== Raw records ==
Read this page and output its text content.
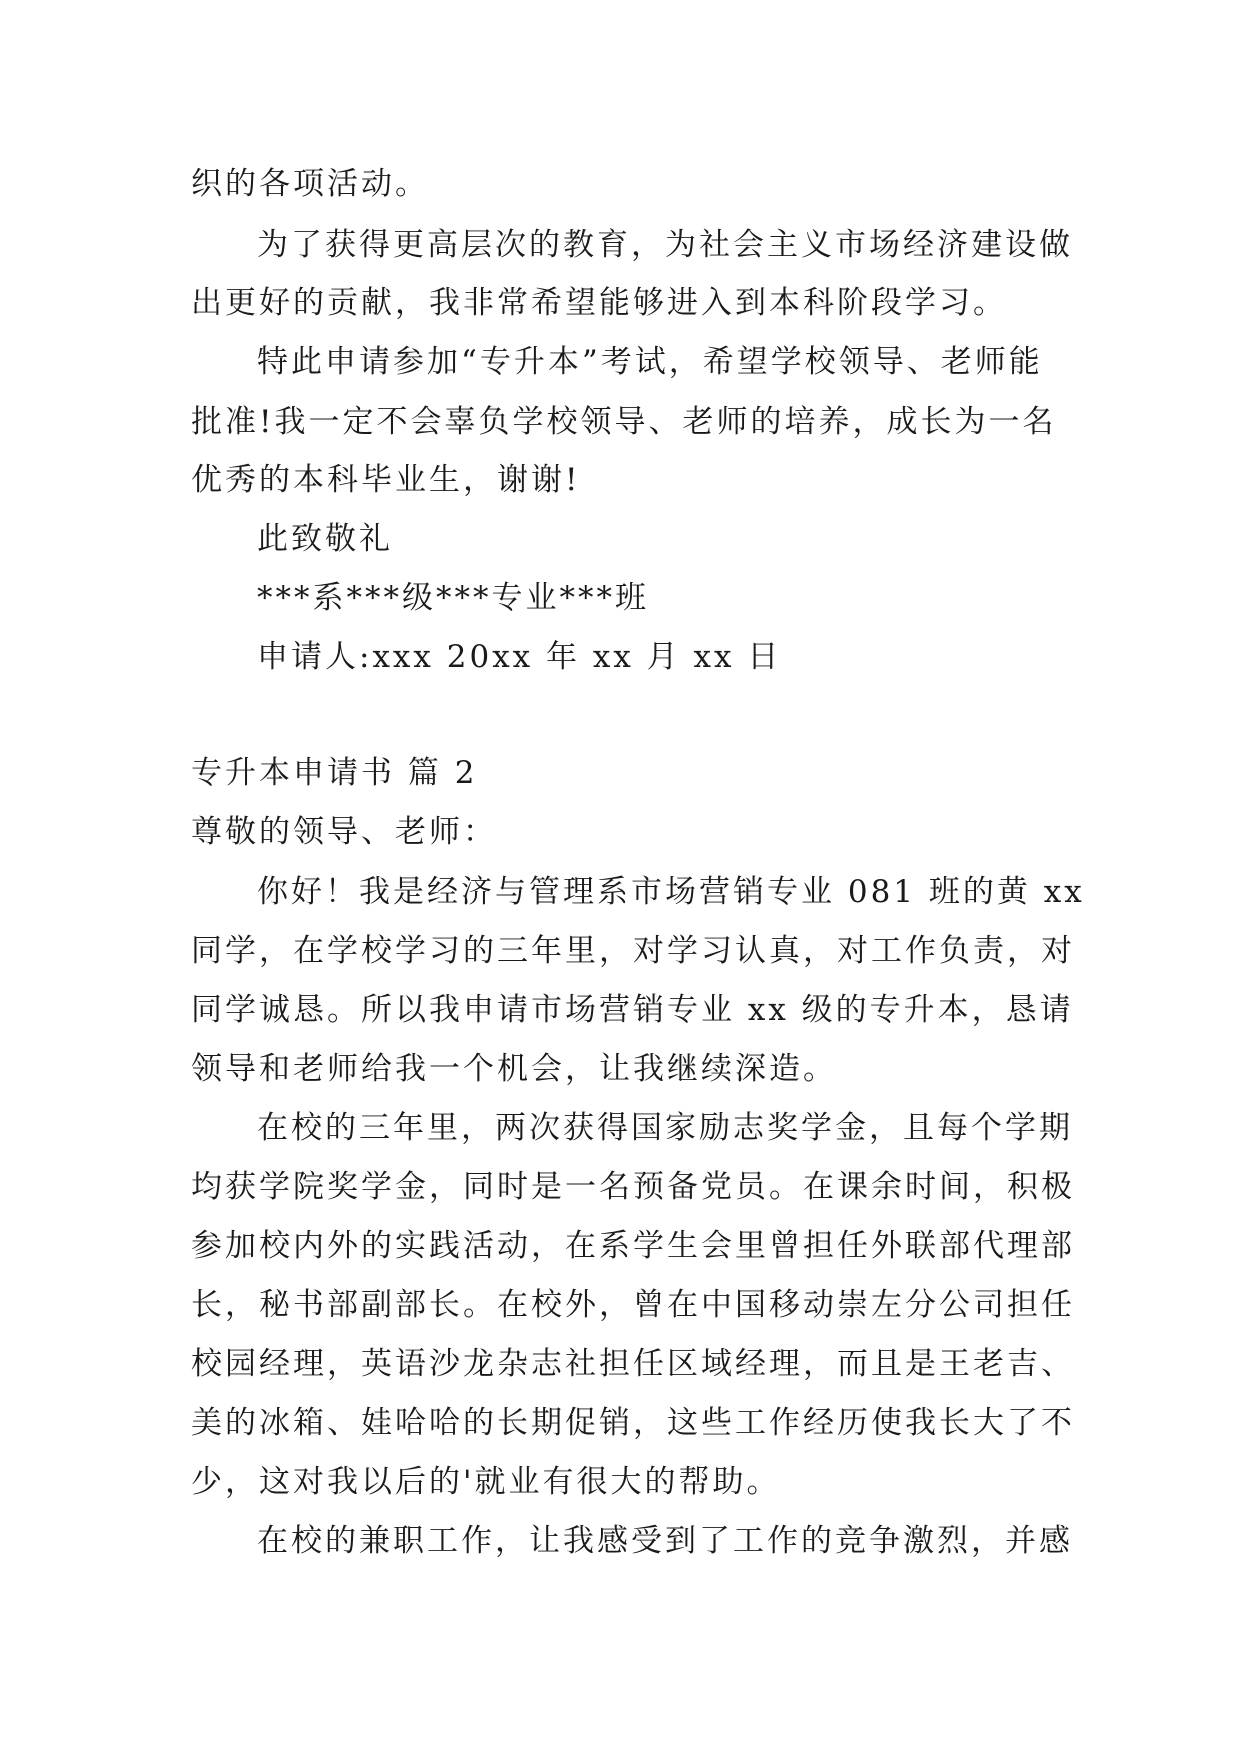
织的各项活动。
为了获得更高层次的教育，为社会主义市场经济建设做
出更好的贡献，我非常希望能够进入到本科阶段学习。
特此申请参加“专升本”考试，希望学校领导、老师能
批准!我一定不会辜负学校领导、老师的培养，成长为一名
优秀的本科毕业生，谢谢!
此致敬礼
***系***级***专业***班
申请人:xxx 20xx 年 xx 月 xx 日
专升本申请书 篇 2
尊敬的领导、老师：
你好！我是经济与管理系市场营销专业 081 班的黄 xx
同学，在学校学习的三年里，对学习认真，对工作负责，对
同学诚恳。所以我申请市场营销专业 xx 级的专升本，恳请
领导和老师给我一个机会，让我继续深造。
在校的三年里，两次获得国家励志奖学金，且每个学期
均获学院奖学金，同时是一名预备党员。在课余时间，积极
参加校内外的实践活动，在系学生会里曾担任外联部代理部
长，秘书部副部长。在校外，曾在中国移动崇左分公司担任
校园经理，英语沙龙杂志社担任区域经理，而且是王老吉、
美的冰箱、娃哈哈的长期促销，这些工作经历使我长大了不
少，这对我以后的'就业有很大的帮助。
在校的兼职工作，让我感受到了工作的竞争激烈，并感
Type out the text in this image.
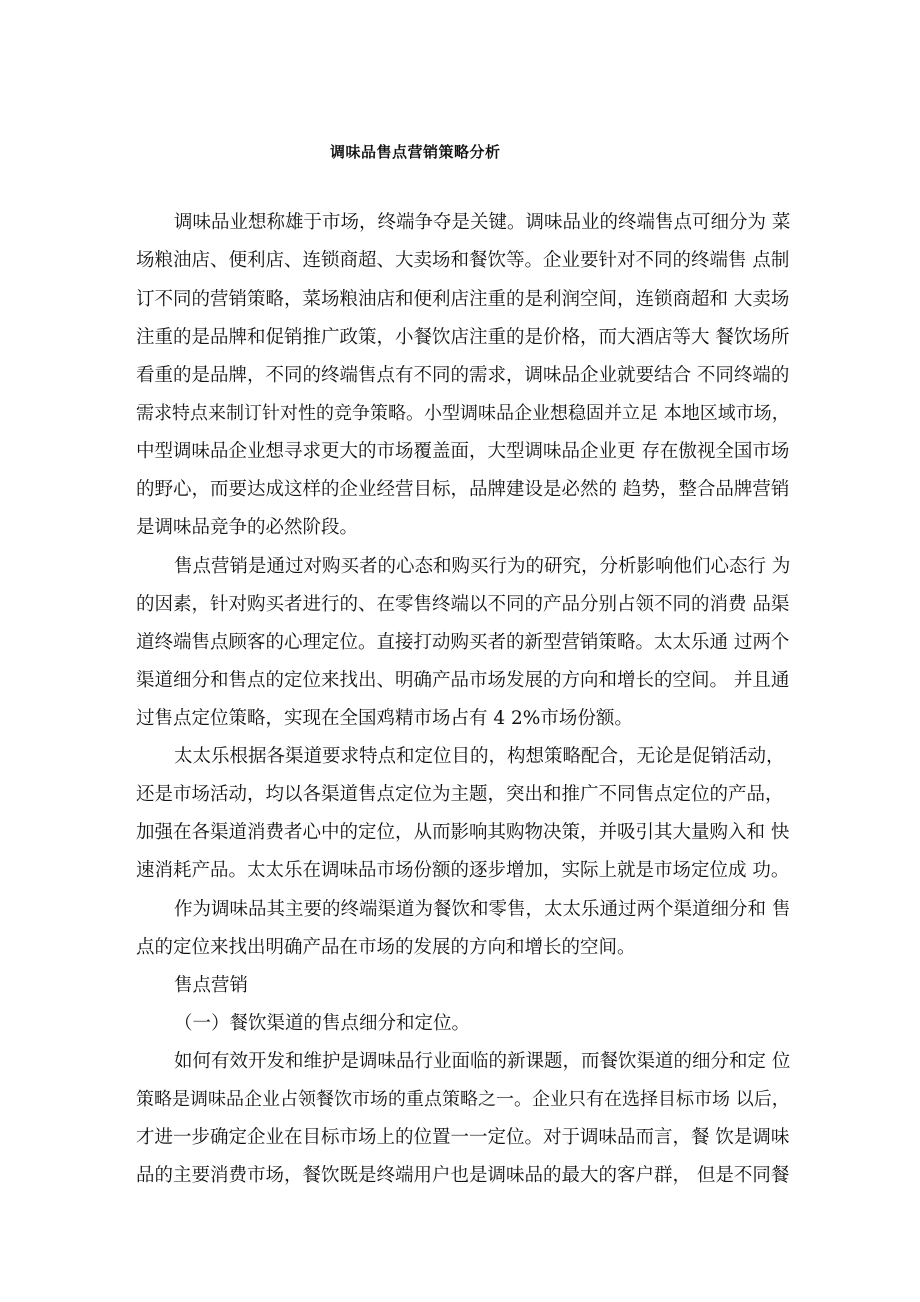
调味品售点营销策略分析
调味品业想称雄于市场，终端争夺是关键。调味品业的终端售点可细分为 菜
场粮油店、便利店、连锁商超、大卖场和餐饮等。企业要针对不同的终端售 点制
订不同的营销策略，菜场粮油店和便利店注重的是利润空间，连锁商超和 大卖场
注重的是品牌和促销推广政策，小餐饮店注重的是价格，而大酒店等大 餐饮场所
看重的是品牌，不同的终端售点有不同的需求，调味品企业就要结合 不同终端的
需求特点来制订针对性的竞争策略。小型调味品企业想稳固并立足 本地区域市场，
中型调味品企业想寻求更大的市场覆盖面，大型调味品企业更 存在傲视全国市场
的野心，而要达成这样的企业经营目标，品牌建设是必然的 趋势，整合品牌营销
是调味品竞争的必然阶段。
售点营销是通过对购买者的心态和购买行为的研究，分析影响他们心态行 为
的因素，针对购买者进行的、在零售终端以不同的产品分别占领不同的消费 品渠
道终端售点顾客的心理定位。直接打动购买者的新型营销策略。太太乐通 过两个
渠道细分和售点的定位来找出、明确产品市场发展的方向和增长的空间。 并且通
过售点定位策略，实现在全国鸡精市场占有 4 2%市场份额。
太太乐根据各渠道要求特点和定位目的，构想策略配合，无论是促销活动，
还是市场活动，均以各渠道售点定位为主题，突出和推广不同售点定位的产品，
加强在各渠道消费者心中的定位，从而影响其购物决策，并吸引其大量购入和 快
速消耗产品。太太乐在调味品市场份额的逐步增加，实际上就是市场定位成 功。
作为调味品其主要的终端渠道为餐饮和零售，太太乐通过两个渠道细分和 售
点的定位来找出明确产品在市场的发展的方向和增长的空间。
售点营销
（一）餐饮渠道的售点细分和定位。
如何有效开发和维护是调味品行业面临的新课题，而餐饮渠道的细分和定 位
策略是调味品企业占领餐饮市场的重点策略之一。企业只有在选择目标市场 以后，
才进一步确定企业在目标市场上的位置一一定位。对于调味品而言，餐 饮是调味
品的主要消费市场，餐饮既是终端用户也是调味品的最大的客户群， 但是不同餐
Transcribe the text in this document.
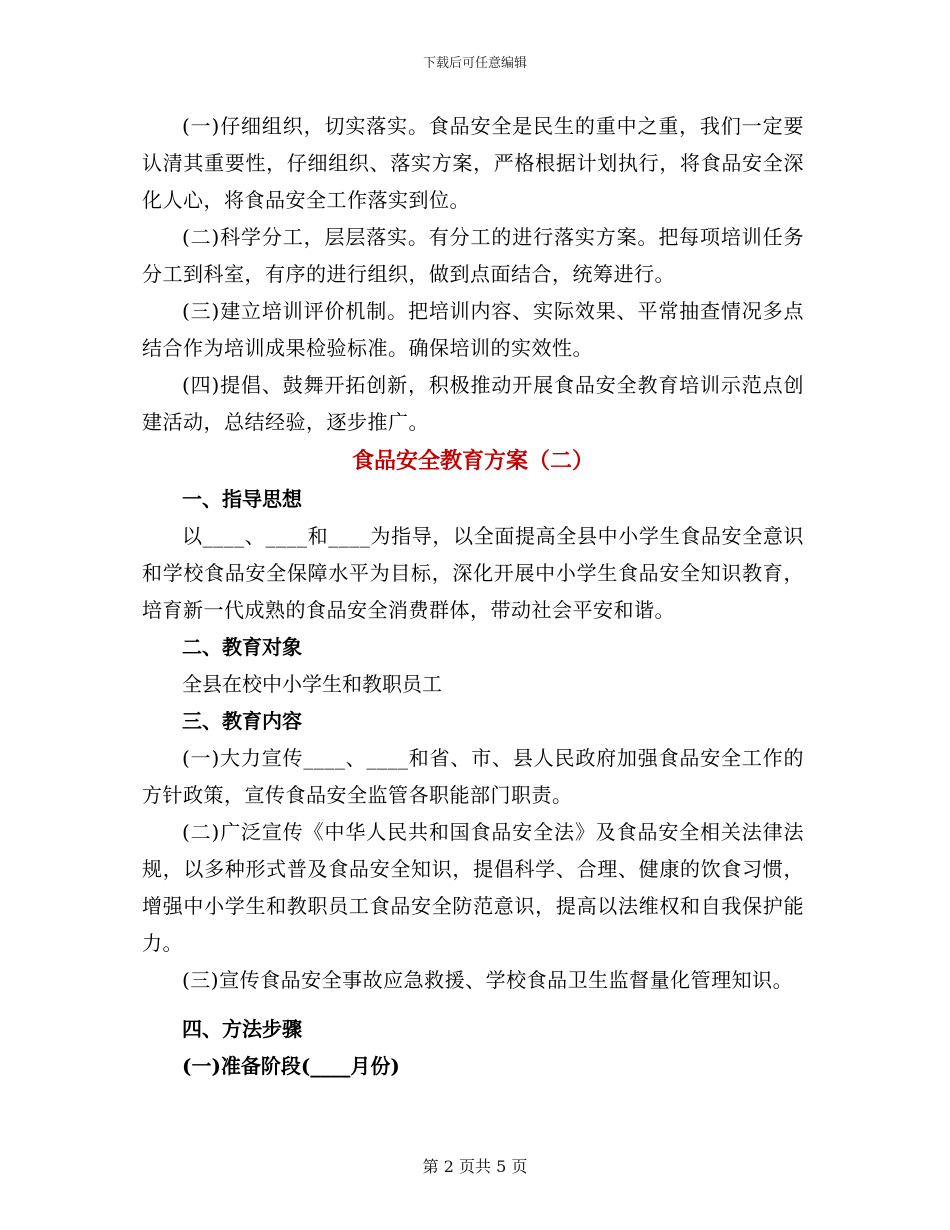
下载后可任意编辑

(一)仔细组织，切实落实。食品安全是民生的重中之重，我们一定要认清其重要性，仔细组织、落实方案，严格根据计划执行，将食品安全深化人心，将食品安全工作落实到位。

(二)科学分工，层层落实。有分工的进行落实方案。把每项培训任务分工到科室，有序的进行组织，做到点面结合，统筹进行。

(三)建立培训评价机制。把培训内容、实际效果、平常抽查情况多点结合作为培训成果检验标准。确保培训的实效性。

(四)提倡、鼓舞开拓创新，积极推动开展食品安全教育培训示范点创建活动，总结经验，逐步推广。

食品安全教育方案（二）

一、指导思想

以____、____和____为指导，以全面提高全县中小学生食品安全意识和学校食品安全保障水平为目标，深化开展中小学生食品安全知识教育，培育新一代成熟的食品安全消费群体，带动社会平安和谐。

二、教育对象

全县在校中小学生和教职员工

三、教育内容

(一)大力宣传____、____和省、市、县人民政府加强食品安全工作的方针政策，宣传食品安全监管各职能部门职责。

(二)广泛宣传《中华人民共和国食品安全法》及食品安全相关法律法规，以多种形式普及食品安全知识，提倡科学、合理、健康的饮食习惯，增强中小学生和教职员工食品安全防范意识，提高以法维权和自我保护能力。

(三)宣传食品安全事故应急救援、学校食品卫生监督量化管理知识。

四、方法步骤

(一)准备阶段(____月份)

第 2 页共 5 页
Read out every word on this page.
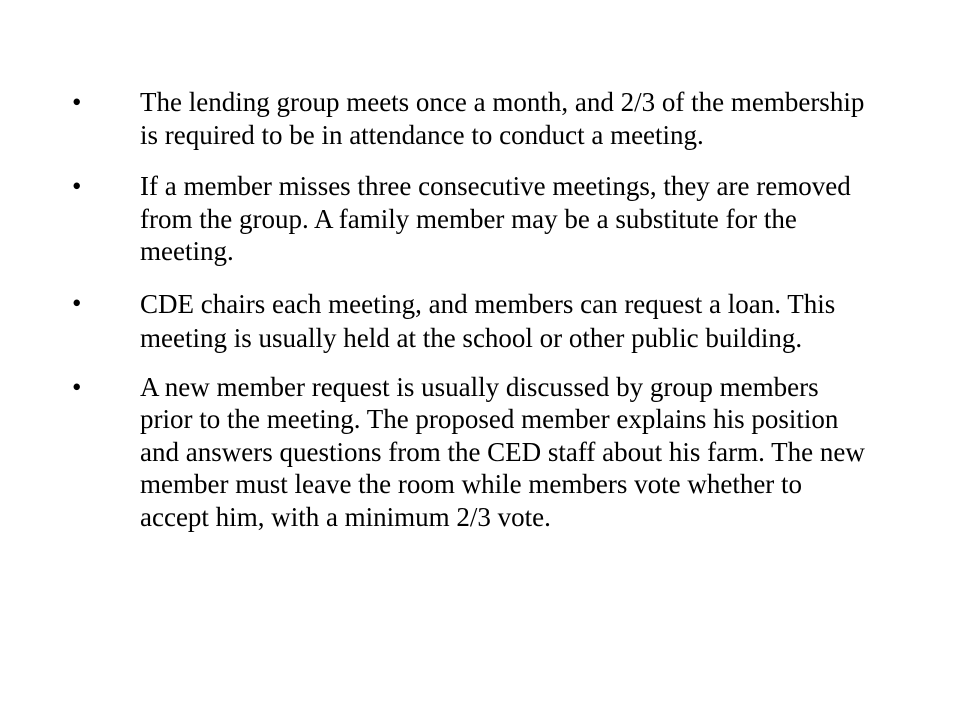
•	The lending group meets once a month, and 2/3 of the membership is required to be in attendance to conduct a meeting.
•	If a member misses three consecutive meetings, they are removed from the group. A family member may be a substitute for the meeting.
•	CDE chairs each meeting, and members can request a loan. This meeting is usually held at the school or other public building.
•	A new member request is usually discussed by group members prior to the meeting. The proposed member explains his position and answers questions from the CED staff about his farm. The new member must leave the room while members vote whether to accept him, with a minimum 2/3 vote.
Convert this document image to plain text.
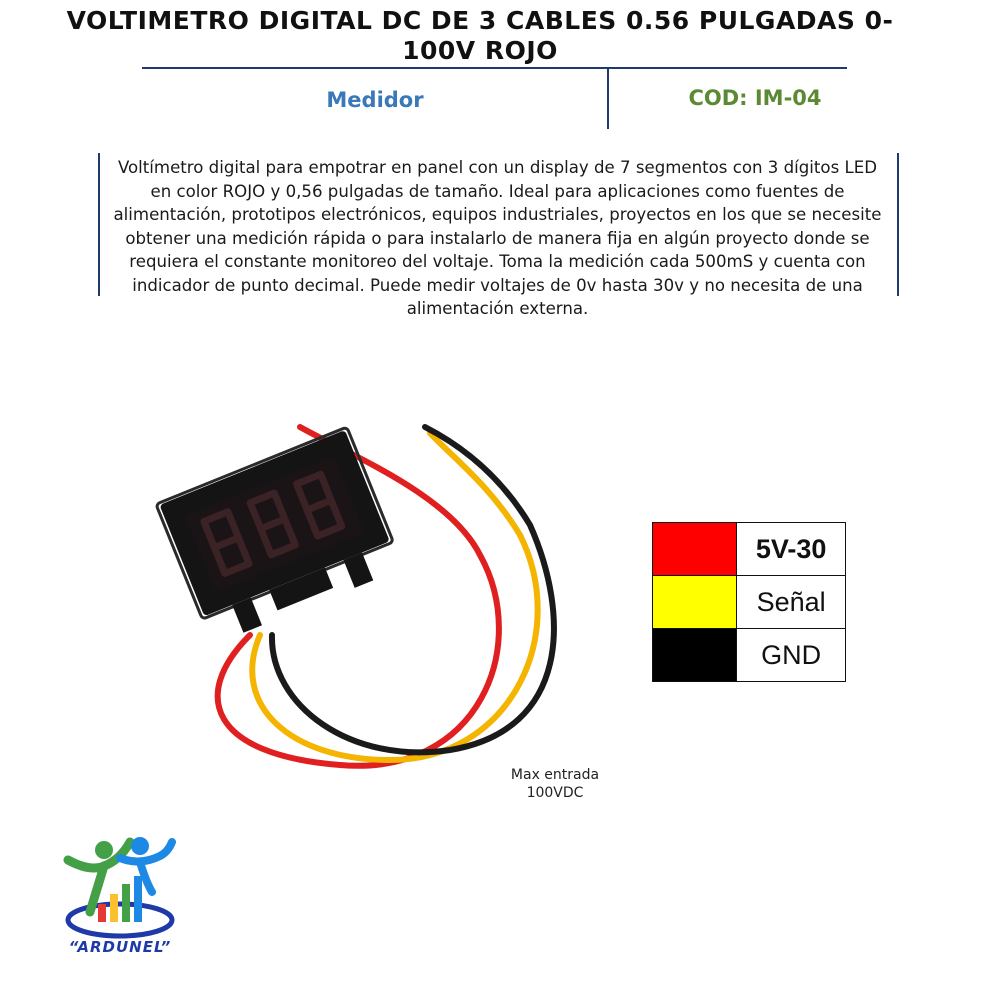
VOLTIMETRO DIGITAL DC DE 3 CABLES 0.56 PULGADAS 0-100V ROJO
Medidor	COD: IM-04
Voltímetro digital para empotrar en panel con un display de 7 segmentos con 3 dígitos LED en color ROJO y 0,56 pulgadas de tamaño. Ideal para aplicaciones como fuentes de alimentación, prototipos electrónicos, equipos industriales, proyectos en los que se necesite obtener una medición rápida o para instalarlo de manera fija en algún proyecto donde se requiera el constante monitoreo del voltaje. Toma la medición cada 500mS y cuenta con indicador de punto decimal. Puede medir voltajes de 0v hasta 30v y no necesita de una alimentación externa.
Max entrada
100VDC
	5V-30
	Señal
	GND
“ARDUNEL”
===
#### Problem to solve
Copy out all of the material exactly as written, without its pictures.

#### Response to the task
Read this page and output its text content.
织的各项活动。
为了获得更高层次的教育，为社会主义市场经济建设做
出更好的贡献，我非常希望能够进入到本科阶段学习。
特此申请参加“专升本”考试，希望学校领导、老师能
批准!我一定不会辜负学校领导、老师的培养，成长为一名
优秀的本科毕业生，谢谢!
此致敬礼
***系***级***专业***班
申请人:xxx 20xx 年 xx 月 xx 日
专升本申请书 篇 2
尊敬的领导、老师：
你好！我是经济与管理系市场营销专业 081 班的黄 xx
同学，在学校学习的三年里，对学习认真，对工作负责，对
同学诚恳。所以我申请市场营销专业 xx 级的专升本，恳请
领导和老师给我一个机会，让我继续深造。
在校的三年里，两次获得国家励志奖学金，且每个学期
均获学院奖学金，同时是一名预备党员。在课余时间，积极
参加校内外的实践活动，在系学生会里曾担任外联部代理部
长，秘书部副部长。在校外，曾在中国移动崇左分公司担任
校园经理，英语沙龙杂志社担任区域经理，而且是王老吉、
美的冰箱、娃哈哈的长期促销，这些工作经历使我长大了不
少，这对我以后的'就业有很大的帮助。
在校的兼职工作，让我感受到了工作的竞争激烈，并感
Type out the text in this image.
调味品售点营销策略分析
调味品业想称雄于市场，终端争夺是关键。调味品业的终端售点可细分为 菜
场粮油店、便利店、连锁商超、大卖场和餐饮等。企业要针对不同的终端售 点制
订不同的营销策略，菜场粮油店和便利店注重的是利润空间，连锁商超和 大卖场
注重的是品牌和促销推广政策，小餐饮店注重的是价格，而大酒店等大 餐饮场所
看重的是品牌，不同的终端售点有不同的需求，调味品企业就要结合 不同终端的
需求特点来制订针对性的竞争策略。小型调味品企业想稳固并立足 本地区域市场，
中型调味品企业想寻求更大的市场覆盖面，大型调味品企业更 存在傲视全国市场
的野心，而要达成这样的企业经营目标，品牌建设是必然的 趋势，整合品牌营销
是调味品竞争的必然阶段。
售点营销是通过对购买者的心态和购买行为的研究，分析影响他们心态行 为
的因素，针对购买者进行的、在零售终端以不同的产品分别占领不同的消费 品渠
道终端售点顾客的心理定位。直接打动购买者的新型营销策略。太太乐通 过两个
渠道细分和售点的定位来找出、明确产品市场发展的方向和增长的空间。 并且通
过售点定位策略，实现在全国鸡精市场占有 4 2%市场份额。
太太乐根据各渠道要求特点和定位目的，构想策略配合，无论是促销活动，
还是市场活动，均以各渠道售点定位为主题，突出和推广不同售点定位的产品，
加强在各渠道消费者心中的定位，从而影响其购物决策，并吸引其大量购入和 快
速消耗产品。太太乐在调味品市场份额的逐步增加，实际上就是市场定位成 功。
作为调味品其主要的终端渠道为餐饮和零售，太太乐通过两个渠道细分和 售
点的定位来找出明确产品在市场的发展的方向和增长的空间。
售点营销
（一）餐饮渠道的售点细分和定位。
如何有效开发和维护是调味品行业面临的新课题，而餐饮渠道的细分和定 位
策略是调味品企业占领餐饮市场的重点策略之一。企业只有在选择目标市场 以后，
才进一步确定企业在目标市场上的位置一一定位。对于调味品而言，餐 饮是调味
品的主要消费市场，餐饮既是终端用户也是调味品的最大的客户群， 但是不同餐
Transcribe the text in this document.
下载后可任意编辑

(一)仔细组织，切实落实。食品安全是民生的重中之重，我们一定要认清其重要性，仔细组织、落实方案，严格根据计划执行，将食品安全深化人心，将食品安全工作落实到位。

(二)科学分工，层层落实。有分工的进行落实方案。把每项培训任务分工到科室，有序的进行组织，做到点面结合，统筹进行。

(三)建立培训评价机制。把培训内容、实际效果、平常抽查情况多点结合作为培训成果检验标准。确保培训的实效性。

(四)提倡、鼓舞开拓创新，积极推动开展食品安全教育培训示范点创建活动，总结经验，逐步推广。

食品安全教育方案（二）

一、指导思想

以____、____和____为指导，以全面提高全县中小学生食品安全意识和学校食品安全保障水平为目标，深化开展中小学生食品安全知识教育，培育新一代成熟的食品安全消费群体，带动社会平安和谐。

二、教育对象

全县在校中小学生和教职员工

三、教育内容

(一)大力宣传____、____和省、市、县人民政府加强食品安全工作的方针政策，宣传食品安全监管各职能部门职责。

(二)广泛宣传《中华人民共和国食品安全法》及食品安全相关法律法规，以多种形式普及食品安全知识，提倡科学、合理、健康的饮食习惯，增强中小学生和教职员工食品安全防范意识，提高以法维权和自我保护能力。

(三)宣传食品安全事故应急救援、学校食品卫生监督量化管理知识。

四、方法步骤

(一)准备阶段(____月份)

第 2 页共 5 页
Read out every word on this page.
•	The lending group meets once a month, and 2/3 of the membership is required to be in attendance to conduct a meeting.
•	If a member misses three consecutive meetings, they are removed from the group. A family member may be a substitute for the meeting.
•	CDE chairs each meeting, and members can request a loan. This meeting is usually held at the school or other public building.
•	A new member request is usually discussed by group members prior to the meeting. The proposed member explains his position and answers questions from the CED staff about his farm. The new member must leave the room while members vote whether to accept him, with a minimum 2/3 vote.
Convert this document image to plain text.
VOLTIMETRO DIGITAL DC DE 3 CABLES 0.56 PULGADAS 0-100V ROJO
Medidor	COD: IM-04
Voltímetro digital para empotrar en panel con un display de 7 segmentos con 3 dígitos LED en color ROJO y 0,56 pulgadas de tamaño. Ideal para aplicaciones como fuentes de alimentación, prototipos electrónicos, equipos industriales, proyectos en los que se necesite obtener una medición rápida o para instalarlo de manera fija en algún proyecto donde se requiera el constante monitoreo del voltaje. Toma la medición cada 500mS y cuenta con indicador de punto decimal. Puede medir voltajes de 0v hasta 30v y no necesita de una alimentación externa.
Max entrada
100VDC
	5V-30
	Señal
	GND
“ARDUNEL”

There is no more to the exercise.